**INSTRUCTION:** Where the word "noise" occurs in a line, return that line.

**TASK INPUTS:**
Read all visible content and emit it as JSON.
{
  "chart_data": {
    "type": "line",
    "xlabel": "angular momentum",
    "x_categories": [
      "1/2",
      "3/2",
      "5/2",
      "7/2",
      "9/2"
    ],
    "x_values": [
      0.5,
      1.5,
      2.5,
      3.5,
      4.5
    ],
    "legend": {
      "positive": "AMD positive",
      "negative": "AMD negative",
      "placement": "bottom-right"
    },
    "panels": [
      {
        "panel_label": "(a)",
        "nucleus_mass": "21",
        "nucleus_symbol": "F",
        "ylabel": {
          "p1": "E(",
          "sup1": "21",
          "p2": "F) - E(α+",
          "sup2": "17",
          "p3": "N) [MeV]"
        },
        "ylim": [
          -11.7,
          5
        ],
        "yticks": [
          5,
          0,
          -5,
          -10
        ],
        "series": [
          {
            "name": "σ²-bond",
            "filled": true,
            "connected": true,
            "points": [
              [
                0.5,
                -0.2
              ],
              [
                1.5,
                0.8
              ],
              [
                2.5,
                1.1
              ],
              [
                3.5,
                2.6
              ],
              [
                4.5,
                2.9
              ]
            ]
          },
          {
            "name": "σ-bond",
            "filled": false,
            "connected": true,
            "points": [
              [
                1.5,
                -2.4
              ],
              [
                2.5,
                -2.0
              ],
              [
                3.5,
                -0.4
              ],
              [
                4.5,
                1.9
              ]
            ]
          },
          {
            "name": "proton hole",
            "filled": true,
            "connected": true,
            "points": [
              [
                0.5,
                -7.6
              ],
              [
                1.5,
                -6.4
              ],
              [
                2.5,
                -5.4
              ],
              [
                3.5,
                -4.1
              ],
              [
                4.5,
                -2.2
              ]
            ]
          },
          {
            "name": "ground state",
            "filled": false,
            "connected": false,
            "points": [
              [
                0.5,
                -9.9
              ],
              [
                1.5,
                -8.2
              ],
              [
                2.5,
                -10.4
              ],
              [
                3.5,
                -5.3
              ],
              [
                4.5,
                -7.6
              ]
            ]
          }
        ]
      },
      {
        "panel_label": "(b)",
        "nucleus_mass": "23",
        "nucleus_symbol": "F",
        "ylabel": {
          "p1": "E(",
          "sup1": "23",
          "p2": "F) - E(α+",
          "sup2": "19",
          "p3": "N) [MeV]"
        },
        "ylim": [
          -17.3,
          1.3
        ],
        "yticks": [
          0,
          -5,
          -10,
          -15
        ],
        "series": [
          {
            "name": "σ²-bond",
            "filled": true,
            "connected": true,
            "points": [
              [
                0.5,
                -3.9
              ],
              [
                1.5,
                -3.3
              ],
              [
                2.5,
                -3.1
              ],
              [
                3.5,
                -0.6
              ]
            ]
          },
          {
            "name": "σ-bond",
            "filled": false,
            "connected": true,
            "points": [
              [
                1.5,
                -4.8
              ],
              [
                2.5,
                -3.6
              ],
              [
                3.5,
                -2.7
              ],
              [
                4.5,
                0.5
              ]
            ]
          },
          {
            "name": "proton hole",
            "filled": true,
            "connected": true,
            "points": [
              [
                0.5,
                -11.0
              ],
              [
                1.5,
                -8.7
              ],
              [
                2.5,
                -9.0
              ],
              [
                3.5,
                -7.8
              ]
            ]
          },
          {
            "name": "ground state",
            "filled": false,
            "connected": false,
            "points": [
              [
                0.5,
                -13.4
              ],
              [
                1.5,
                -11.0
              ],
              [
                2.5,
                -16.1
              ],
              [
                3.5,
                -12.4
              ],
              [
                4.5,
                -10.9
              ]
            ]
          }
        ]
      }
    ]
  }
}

* * *

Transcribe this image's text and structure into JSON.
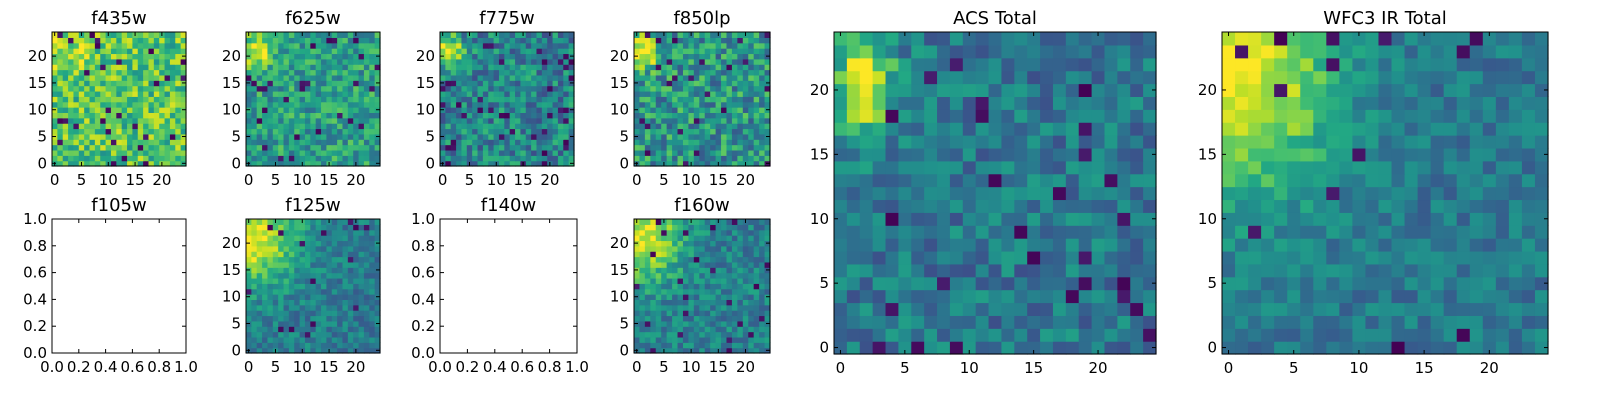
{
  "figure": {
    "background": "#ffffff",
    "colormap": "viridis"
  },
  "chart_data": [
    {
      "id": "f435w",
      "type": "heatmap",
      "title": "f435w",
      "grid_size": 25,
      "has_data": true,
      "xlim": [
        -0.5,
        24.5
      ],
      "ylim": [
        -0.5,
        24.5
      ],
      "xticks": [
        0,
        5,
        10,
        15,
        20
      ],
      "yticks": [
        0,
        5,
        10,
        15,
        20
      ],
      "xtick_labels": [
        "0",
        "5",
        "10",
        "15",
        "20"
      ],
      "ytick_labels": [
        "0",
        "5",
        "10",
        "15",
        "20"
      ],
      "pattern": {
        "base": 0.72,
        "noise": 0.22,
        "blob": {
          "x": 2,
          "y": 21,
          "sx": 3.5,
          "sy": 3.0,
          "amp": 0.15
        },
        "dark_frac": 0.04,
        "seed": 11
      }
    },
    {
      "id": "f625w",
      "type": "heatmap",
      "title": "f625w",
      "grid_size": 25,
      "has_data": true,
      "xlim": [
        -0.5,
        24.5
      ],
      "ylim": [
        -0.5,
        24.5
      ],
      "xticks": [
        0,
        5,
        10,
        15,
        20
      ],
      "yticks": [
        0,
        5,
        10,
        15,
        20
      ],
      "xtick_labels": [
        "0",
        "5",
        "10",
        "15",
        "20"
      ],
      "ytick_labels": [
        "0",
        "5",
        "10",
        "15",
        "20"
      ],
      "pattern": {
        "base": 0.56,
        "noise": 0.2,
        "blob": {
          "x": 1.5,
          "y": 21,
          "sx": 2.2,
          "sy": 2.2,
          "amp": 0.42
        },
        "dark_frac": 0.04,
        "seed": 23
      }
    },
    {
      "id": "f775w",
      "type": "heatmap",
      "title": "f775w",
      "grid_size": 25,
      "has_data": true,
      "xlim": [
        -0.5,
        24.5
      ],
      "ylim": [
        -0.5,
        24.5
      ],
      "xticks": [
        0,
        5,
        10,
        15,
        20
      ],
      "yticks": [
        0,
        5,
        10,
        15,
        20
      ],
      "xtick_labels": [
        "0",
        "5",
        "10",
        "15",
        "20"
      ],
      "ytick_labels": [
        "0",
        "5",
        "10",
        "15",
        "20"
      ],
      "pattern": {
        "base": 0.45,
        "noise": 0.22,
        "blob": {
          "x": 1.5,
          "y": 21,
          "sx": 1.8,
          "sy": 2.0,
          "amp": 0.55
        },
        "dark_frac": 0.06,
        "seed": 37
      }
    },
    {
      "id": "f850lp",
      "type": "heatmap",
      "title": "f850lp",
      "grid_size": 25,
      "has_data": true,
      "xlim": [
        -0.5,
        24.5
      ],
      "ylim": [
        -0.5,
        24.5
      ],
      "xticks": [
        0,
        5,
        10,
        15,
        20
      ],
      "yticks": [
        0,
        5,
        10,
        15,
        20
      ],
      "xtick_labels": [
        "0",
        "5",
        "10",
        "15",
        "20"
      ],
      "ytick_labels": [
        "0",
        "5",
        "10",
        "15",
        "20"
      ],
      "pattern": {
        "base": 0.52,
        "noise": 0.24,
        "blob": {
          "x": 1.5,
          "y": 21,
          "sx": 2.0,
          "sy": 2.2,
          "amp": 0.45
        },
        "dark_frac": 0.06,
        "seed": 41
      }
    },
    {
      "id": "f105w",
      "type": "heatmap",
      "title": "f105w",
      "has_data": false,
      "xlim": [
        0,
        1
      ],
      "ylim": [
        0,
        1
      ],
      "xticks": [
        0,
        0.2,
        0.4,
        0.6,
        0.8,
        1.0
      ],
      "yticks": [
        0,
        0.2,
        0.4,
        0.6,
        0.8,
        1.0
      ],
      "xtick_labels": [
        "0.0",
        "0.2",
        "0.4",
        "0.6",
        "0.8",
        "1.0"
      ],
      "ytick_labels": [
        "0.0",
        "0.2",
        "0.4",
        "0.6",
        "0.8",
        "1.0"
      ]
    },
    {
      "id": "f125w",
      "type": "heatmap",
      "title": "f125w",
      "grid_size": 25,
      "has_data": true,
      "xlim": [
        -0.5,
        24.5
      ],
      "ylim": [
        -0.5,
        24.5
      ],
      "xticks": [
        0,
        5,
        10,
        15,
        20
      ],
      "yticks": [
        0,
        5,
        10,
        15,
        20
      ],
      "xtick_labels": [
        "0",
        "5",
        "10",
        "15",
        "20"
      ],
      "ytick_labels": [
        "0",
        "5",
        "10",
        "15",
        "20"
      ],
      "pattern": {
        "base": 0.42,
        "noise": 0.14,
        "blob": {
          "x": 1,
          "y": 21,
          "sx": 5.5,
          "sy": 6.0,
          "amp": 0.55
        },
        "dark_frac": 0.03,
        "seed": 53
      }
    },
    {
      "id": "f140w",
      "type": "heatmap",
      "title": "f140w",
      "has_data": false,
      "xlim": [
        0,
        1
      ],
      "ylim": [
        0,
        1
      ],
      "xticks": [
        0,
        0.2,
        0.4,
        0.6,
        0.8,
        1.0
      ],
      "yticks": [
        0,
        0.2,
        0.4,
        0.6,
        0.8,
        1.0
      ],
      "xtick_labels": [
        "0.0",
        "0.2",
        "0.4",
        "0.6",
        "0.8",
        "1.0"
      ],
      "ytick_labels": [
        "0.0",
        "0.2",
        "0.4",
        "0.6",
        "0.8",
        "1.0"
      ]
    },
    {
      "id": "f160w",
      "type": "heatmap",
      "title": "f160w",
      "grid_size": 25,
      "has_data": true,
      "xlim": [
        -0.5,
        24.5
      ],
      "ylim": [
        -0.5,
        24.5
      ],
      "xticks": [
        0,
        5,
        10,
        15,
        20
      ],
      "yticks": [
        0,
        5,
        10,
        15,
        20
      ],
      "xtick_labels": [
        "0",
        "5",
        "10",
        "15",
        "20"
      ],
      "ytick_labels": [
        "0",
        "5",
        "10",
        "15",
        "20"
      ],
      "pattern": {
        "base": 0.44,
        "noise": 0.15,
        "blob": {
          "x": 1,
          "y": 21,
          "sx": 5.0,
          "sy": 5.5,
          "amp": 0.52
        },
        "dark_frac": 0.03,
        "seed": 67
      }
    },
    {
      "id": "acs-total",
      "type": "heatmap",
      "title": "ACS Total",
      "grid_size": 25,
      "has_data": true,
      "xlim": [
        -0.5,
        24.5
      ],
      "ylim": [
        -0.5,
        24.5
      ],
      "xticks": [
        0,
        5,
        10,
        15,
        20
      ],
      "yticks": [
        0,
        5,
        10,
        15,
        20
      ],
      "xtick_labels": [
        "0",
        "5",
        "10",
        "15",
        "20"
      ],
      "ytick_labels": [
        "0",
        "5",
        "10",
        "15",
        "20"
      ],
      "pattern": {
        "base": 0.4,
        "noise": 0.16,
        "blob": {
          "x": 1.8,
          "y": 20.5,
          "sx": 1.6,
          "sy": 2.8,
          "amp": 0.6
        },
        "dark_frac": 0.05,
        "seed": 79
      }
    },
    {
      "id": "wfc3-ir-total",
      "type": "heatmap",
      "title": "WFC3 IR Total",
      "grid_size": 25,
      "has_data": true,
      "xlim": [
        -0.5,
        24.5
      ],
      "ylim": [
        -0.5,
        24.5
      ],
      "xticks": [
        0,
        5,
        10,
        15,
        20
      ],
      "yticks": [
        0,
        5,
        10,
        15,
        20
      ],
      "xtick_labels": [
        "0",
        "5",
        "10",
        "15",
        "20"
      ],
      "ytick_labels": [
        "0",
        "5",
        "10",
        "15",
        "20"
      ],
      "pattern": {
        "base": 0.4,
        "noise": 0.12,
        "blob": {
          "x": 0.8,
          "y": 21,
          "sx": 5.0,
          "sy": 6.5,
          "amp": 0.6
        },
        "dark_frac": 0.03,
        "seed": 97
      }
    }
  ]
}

**OUTPUT FOR THIS EXERCISE:**
        "noise": 0.22,
        "noise": 0.2,
        "noise": 0.22,
        "noise": 0.24,
        "noise": 0.14,
        "noise": 0.15,
        "noise": 0.16,
        "noise": 0.12,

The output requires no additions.